--- Start Records supplied ---

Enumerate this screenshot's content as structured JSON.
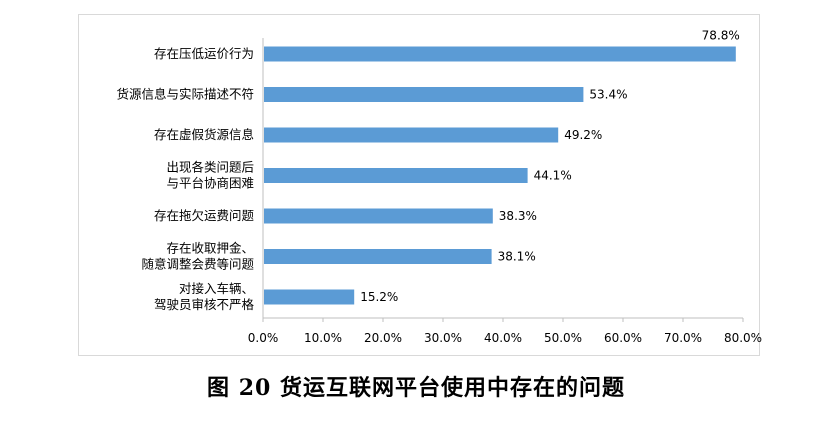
{
  "caption": "图 20  货运互联网平台使用中存在的问题",
  "colors": {
    "bar": "#5b9bd5",
    "axis": "#bfbfbf",
    "text": "#000000"
  },
  "chart_data": {
    "type": "bar",
    "orientation": "horizontal",
    "title": "",
    "xlabel": "",
    "ylabel": "",
    "xlim": [
      0,
      80
    ],
    "grid": false,
    "legend": "none",
    "categories": [
      [
        "存在压低运价行为"
      ],
      [
        "货源信息与实际描述不符"
      ],
      [
        "存在虚假货源信息"
      ],
      [
        "出现各类问题后",
        "与平台协商困难"
      ],
      [
        "存在拖欠运费问题"
      ],
      [
        "存在收取押金、",
        "随意调整会费等问题"
      ],
      [
        "对接入车辆、",
        "驾驶员审核不严格"
      ]
    ],
    "values": [
      78.8,
      53.4,
      49.2,
      44.1,
      38.3,
      38.1,
      15.2
    ],
    "value_labels": [
      "78.8%",
      "53.4%",
      "49.2%",
      "44.1%",
      "38.3%",
      "38.1%",
      "15.2%"
    ],
    "ticks": [
      0,
      10,
      20,
      30,
      40,
      50,
      60,
      70,
      80
    ],
    "tick_labels": [
      "0.0%",
      "10.0%",
      "20.0%",
      "30.0%",
      "40.0%",
      "50.0%",
      "60.0%",
      "70.0%",
      "80.0%"
    ]
  }
}
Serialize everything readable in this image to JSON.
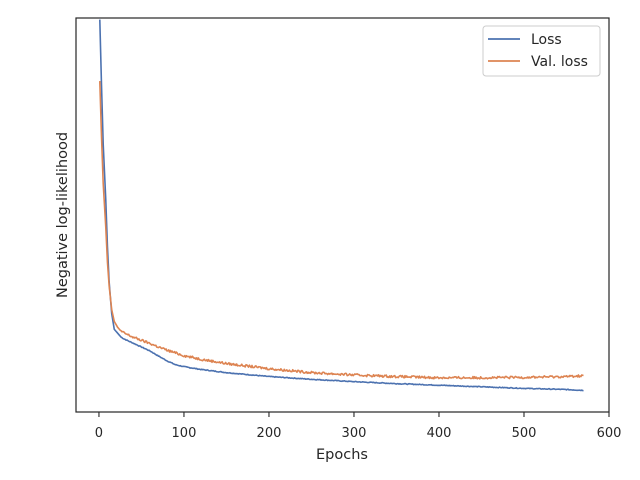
{
  "chart_data": {
    "type": "line",
    "xlabel": "Epochs",
    "ylabel": "Negative log-likelihood",
    "xlim": [
      -27,
      600
    ],
    "ylim": [
      0,
      1
    ],
    "x_ticks": [
      0,
      100,
      200,
      300,
      400,
      500,
      600
    ],
    "y_ticks_shown": false,
    "legend_position": "top-right",
    "y_value_note": "y values on a normalized 0–1 scale relative to the plotted range (the y axis has no tick labels)",
    "series": [
      {
        "name": "Loss",
        "color": "#4c72b0",
        "x": [
          1,
          3,
          5,
          8,
          10,
          12,
          15,
          18,
          22,
          26,
          30,
          40,
          50,
          60,
          70,
          80,
          90,
          100,
          120,
          150,
          200,
          250,
          300,
          350,
          400,
          450,
          500,
          550,
          570
        ],
        "y": [
          0.996,
          0.83,
          0.68,
          0.54,
          0.42,
          0.33,
          0.25,
          0.21,
          0.2,
          0.19,
          0.185,
          0.175,
          0.165,
          0.155,
          0.142,
          0.13,
          0.12,
          0.115,
          0.108,
          0.1,
          0.09,
          0.083,
          0.077,
          0.072,
          0.068,
          0.064,
          0.06,
          0.057,
          0.055
        ]
      },
      {
        "name": "Val. loss",
        "color": "#dd8452",
        "x": [
          1,
          3,
          5,
          8,
          10,
          12,
          15,
          18,
          22,
          26,
          30,
          40,
          50,
          60,
          70,
          80,
          90,
          100,
          120,
          150,
          200,
          250,
          300,
          350,
          400,
          450,
          500,
          550,
          570
        ],
        "y": [
          0.84,
          0.7,
          0.58,
          0.47,
          0.38,
          0.32,
          0.26,
          0.23,
          0.215,
          0.205,
          0.2,
          0.19,
          0.182,
          0.174,
          0.165,
          0.157,
          0.15,
          0.143,
          0.134,
          0.123,
          0.11,
          0.1,
          0.094,
          0.09,
          0.087,
          0.087,
          0.088,
          0.09,
          0.092
        ]
      }
    ]
  }
}
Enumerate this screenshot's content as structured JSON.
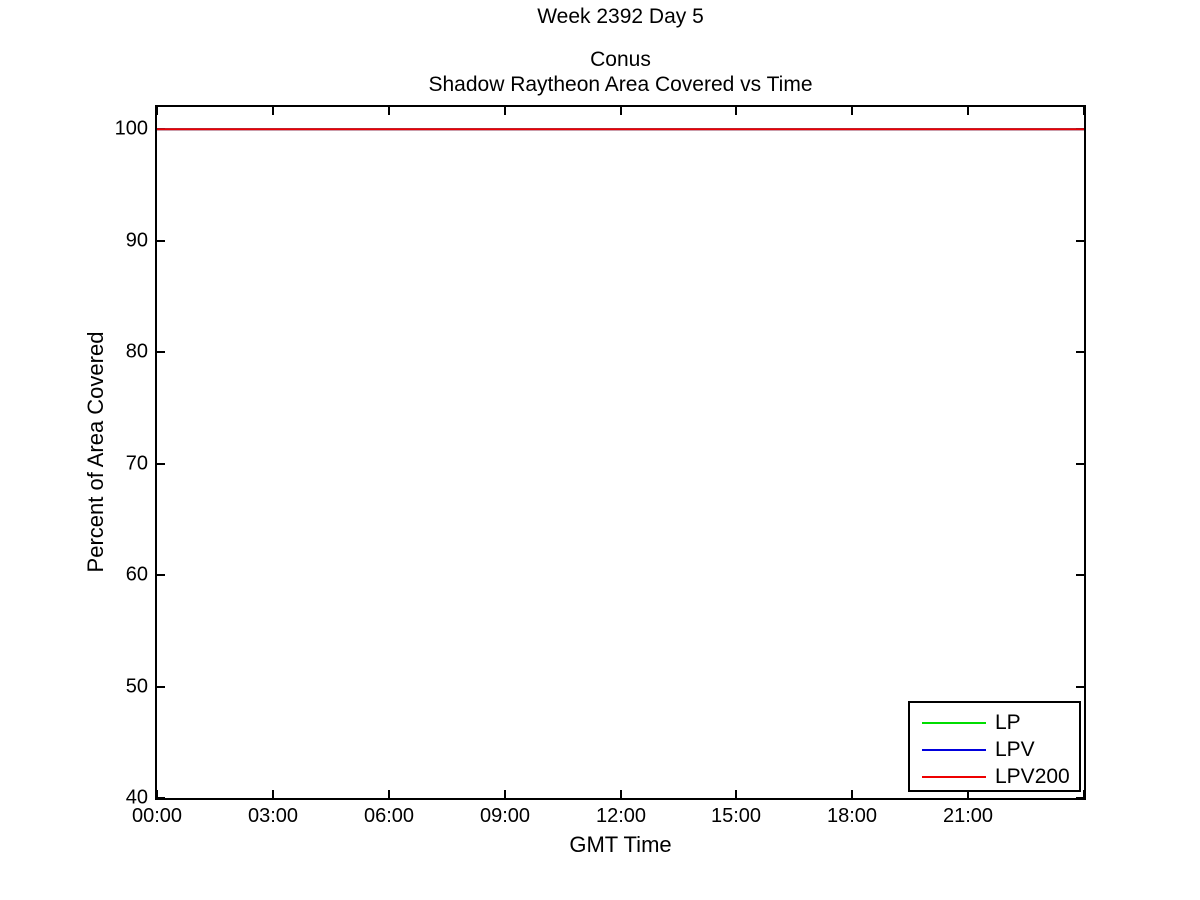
{
  "figure": {
    "background": "#ffffff",
    "text_color": "#000000"
  },
  "chart_data": {
    "type": "line",
    "suptitle": "Week 2392 Day 5",
    "title": "Conus",
    "subtitle": "Shadow Raytheon Area Covered vs Time",
    "xlabel": "GMT Time",
    "ylabel": "Percent of Area Covered",
    "xlim": [
      0,
      24
    ],
    "ylim": [
      40,
      102
    ],
    "xticks": {
      "values": [
        0,
        3,
        6,
        9,
        12,
        15,
        18,
        21,
        24
      ],
      "labels": [
        "00:00",
        "03:00",
        "06:00",
        "09:00",
        "12:00",
        "15:00",
        "18:00",
        "21:00",
        ""
      ]
    },
    "yticks": {
      "values": [
        40,
        50,
        60,
        70,
        80,
        90,
        100
      ],
      "labels": [
        "40",
        "50",
        "60",
        "70",
        "80",
        "90",
        "100"
      ]
    },
    "grid": false,
    "axis_color": "#000000",
    "tick_direction": "in",
    "legend": {
      "position": "lower-right",
      "border_color": "#000000",
      "background": "#ffffff"
    },
    "series": [
      {
        "name": "LP",
        "color": "#00dd00",
        "x": [
          0,
          24
        ],
        "y": [
          100,
          100
        ]
      },
      {
        "name": "LPV",
        "color": "#0000dd",
        "x": [
          0,
          24
        ],
        "y": [
          100,
          100
        ]
      },
      {
        "name": "LPV200",
        "color": "#ee0000",
        "x": [
          0,
          24
        ],
        "y": [
          100,
          100
        ]
      }
    ]
  }
}
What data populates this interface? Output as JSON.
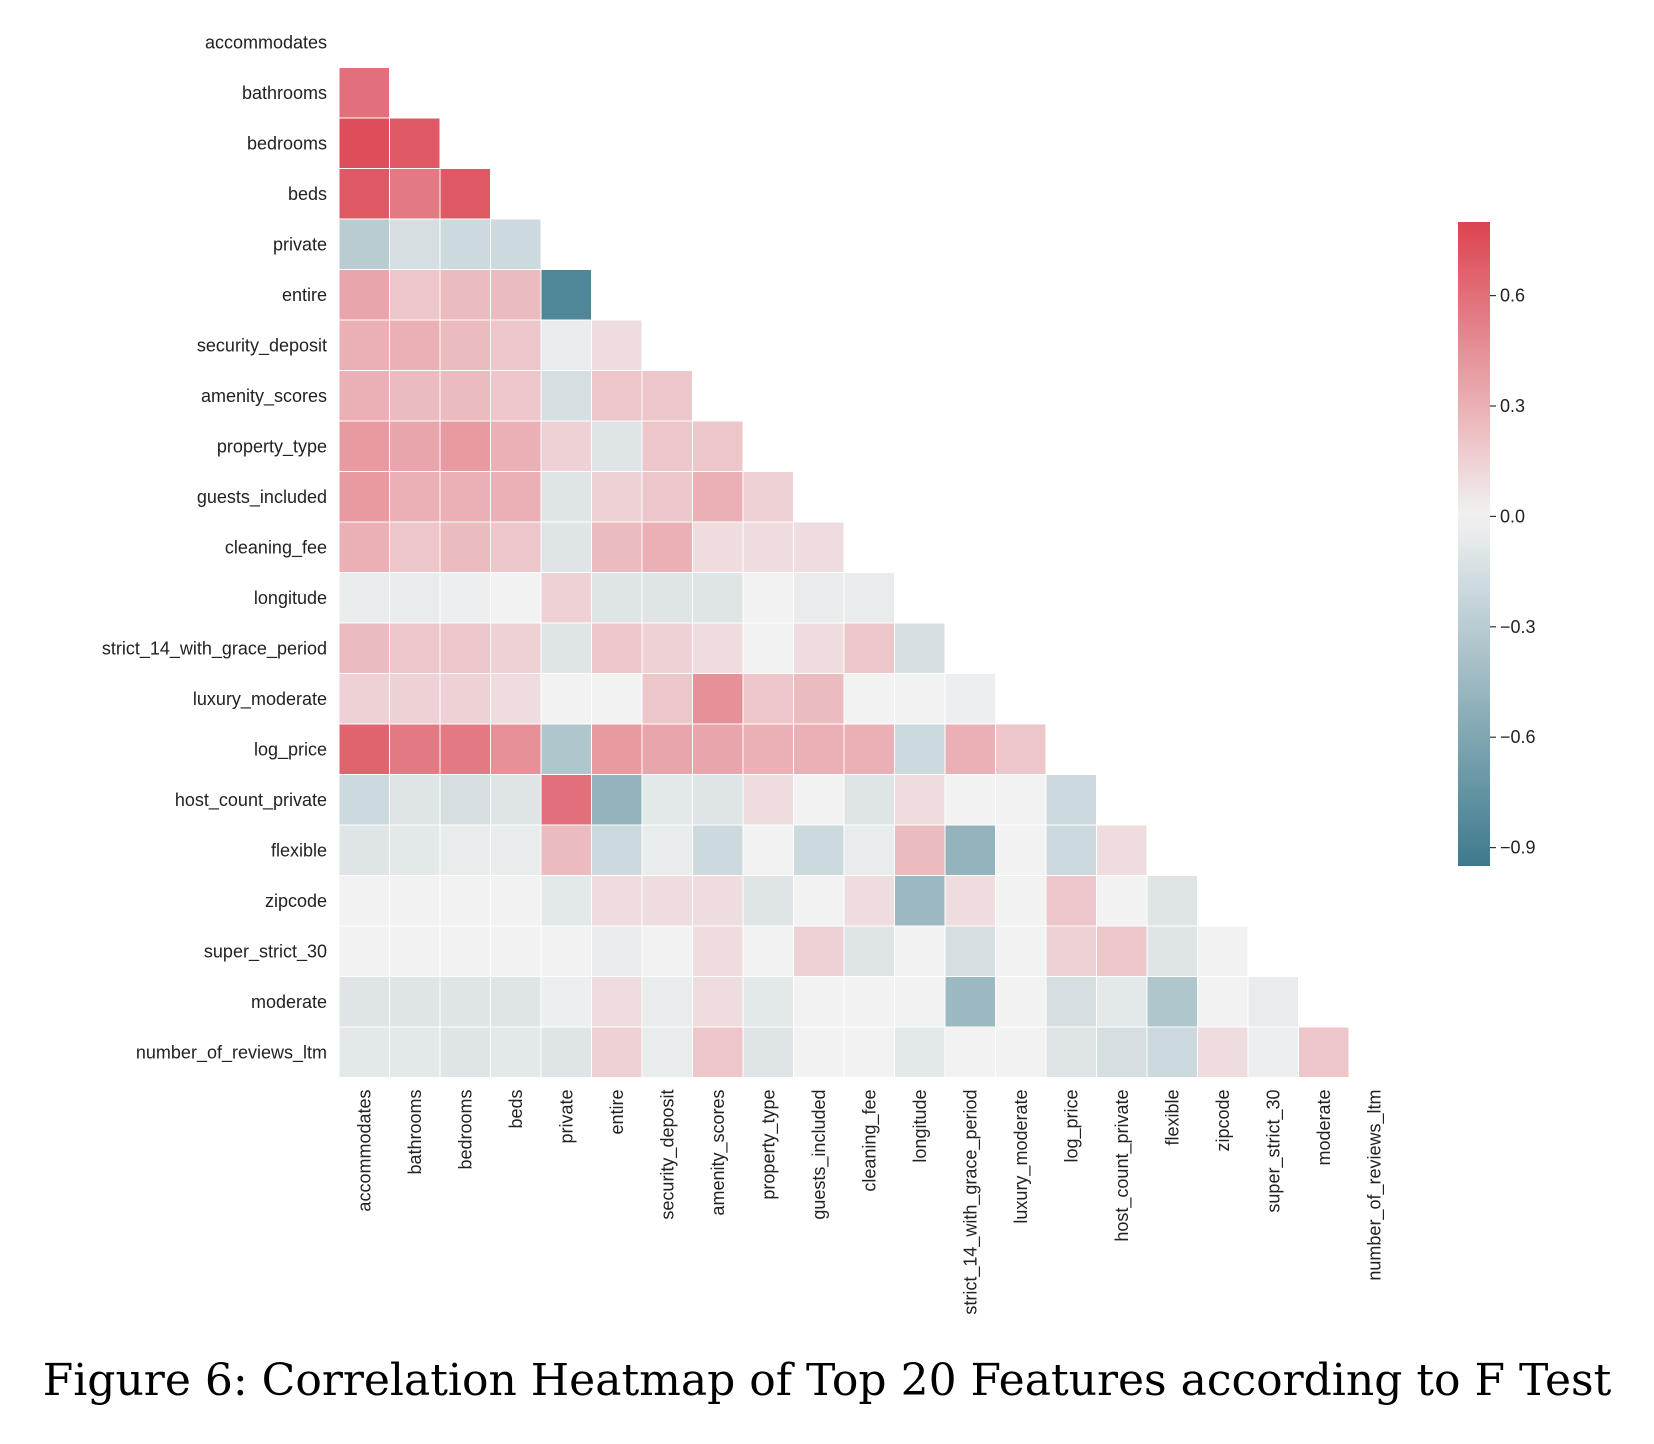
{
  "caption": "Figure 6: Correlation Heatmap of Top 20 Features according to F Test",
  "chart_data": {
    "type": "heatmap",
    "mask": "upper-triangle-including-diagonal",
    "labels": [
      "accommodates",
      "bathrooms",
      "bedrooms",
      "beds",
      "private",
      "entire",
      "security_deposit",
      "amenity_scores",
      "property_type",
      "guests_included",
      "cleaning_fee",
      "longitude",
      "strict_14_with_grace_period",
      "luxury_moderate",
      "log_price",
      "host_count_private",
      "flexible",
      "zipcode",
      "super_strict_30",
      "moderate",
      "number_of_reviews_ltm"
    ],
    "values": [
      [],
      [
        0.6
      ],
      [
        0.75,
        0.7
      ],
      [
        0.7,
        0.55,
        0.7
      ],
      [
        -0.3,
        -0.15,
        -0.2,
        -0.2
      ],
      [
        0.35,
        0.2,
        0.25,
        0.25,
        -0.85
      ],
      [
        0.3,
        0.3,
        0.25,
        0.2,
        -0.05,
        0.1
      ],
      [
        0.3,
        0.25,
        0.25,
        0.2,
        -0.15,
        0.2,
        0.2
      ],
      [
        0.4,
        0.35,
        0.4,
        0.3,
        0.15,
        -0.1,
        0.2,
        0.2
      ],
      [
        0.4,
        0.3,
        0.3,
        0.3,
        -0.1,
        0.15,
        0.2,
        0.3,
        0.15
      ],
      [
        0.3,
        0.2,
        0.25,
        0.2,
        -0.1,
        0.25,
        0.3,
        0.1,
        0.1,
        0.1
      ],
      [
        -0.05,
        -0.05,
        -0.03,
        0.0,
        0.15,
        -0.1,
        -0.1,
        -0.1,
        0.0,
        -0.05,
        -0.05
      ],
      [
        0.25,
        0.2,
        0.2,
        0.15,
        -0.1,
        0.2,
        0.15,
        0.1,
        0.0,
        0.1,
        0.2,
        -0.15
      ],
      [
        0.15,
        0.15,
        0.15,
        0.1,
        0.0,
        0.0,
        0.2,
        0.45,
        0.2,
        0.25,
        0.0,
        0.0,
        -0.03
      ],
      [
        0.65,
        0.55,
        0.55,
        0.45,
        -0.35,
        0.4,
        0.35,
        0.35,
        0.3,
        0.3,
        0.3,
        -0.2,
        0.3,
        0.2
      ],
      [
        -0.2,
        -0.1,
        -0.15,
        -0.1,
        0.6,
        -0.5,
        -0.08,
        -0.1,
        0.1,
        0.0,
        -0.1,
        0.1,
        0.0,
        0.0,
        -0.2
      ],
      [
        -0.1,
        -0.08,
        -0.05,
        -0.05,
        0.25,
        -0.2,
        -0.05,
        -0.2,
        0.0,
        -0.2,
        -0.05,
        0.25,
        -0.5,
        0.0,
        -0.2,
        0.1
      ],
      [
        0.0,
        0.0,
        0.0,
        0.0,
        -0.08,
        0.1,
        0.1,
        0.1,
        -0.1,
        0.0,
        0.1,
        -0.45,
        0.1,
        0.0,
        0.2,
        0.0,
        -0.1
      ],
      [
        0.0,
        0.0,
        0.0,
        0.0,
        0.0,
        -0.05,
        0.0,
        0.1,
        0.0,
        0.15,
        -0.1,
        0.0,
        -0.15,
        0.0,
        0.15,
        0.2,
        -0.1,
        0.0
      ],
      [
        -0.1,
        -0.1,
        -0.1,
        -0.1,
        -0.03,
        0.1,
        -0.05,
        0.1,
        -0.08,
        0.0,
        0.0,
        0.0,
        -0.45,
        0.0,
        -0.15,
        -0.08,
        -0.35,
        0.0,
        -0.05
      ],
      [
        -0.08,
        -0.08,
        -0.1,
        -0.08,
        -0.1,
        0.15,
        -0.05,
        0.2,
        -0.1,
        0.0,
        0.0,
        -0.08,
        0.0,
        0.0,
        -0.1,
        -0.15,
        -0.2,
        0.1,
        -0.03,
        0.2
      ]
    ],
    "colorbar": {
      "min": -0.95,
      "max": 0.8,
      "ticks": [
        0.6,
        0.3,
        0.0,
        -0.3,
        -0.6,
        -0.9
      ],
      "tick_labels": [
        "0.6",
        "0.3",
        "0.0",
        "−0.3",
        "−0.6",
        "−0.9"
      ],
      "colors": {
        "negative": "#3d7a8d",
        "center": "#f2f2f2",
        "positive": "#dc4350"
      }
    },
    "title": "",
    "xlabel": "",
    "ylabel": ""
  }
}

--- End Records supplied ---

* **Job**: Select every line of the records holding the string "JSON".

* **Result of this exercise**:
Enumerate this screenshot's content as structured JSON.
Serialize everything readable in this image to JSON.
Enumerate this screenshot's content as structured JSON.
What data populates this interface? Output as JSON.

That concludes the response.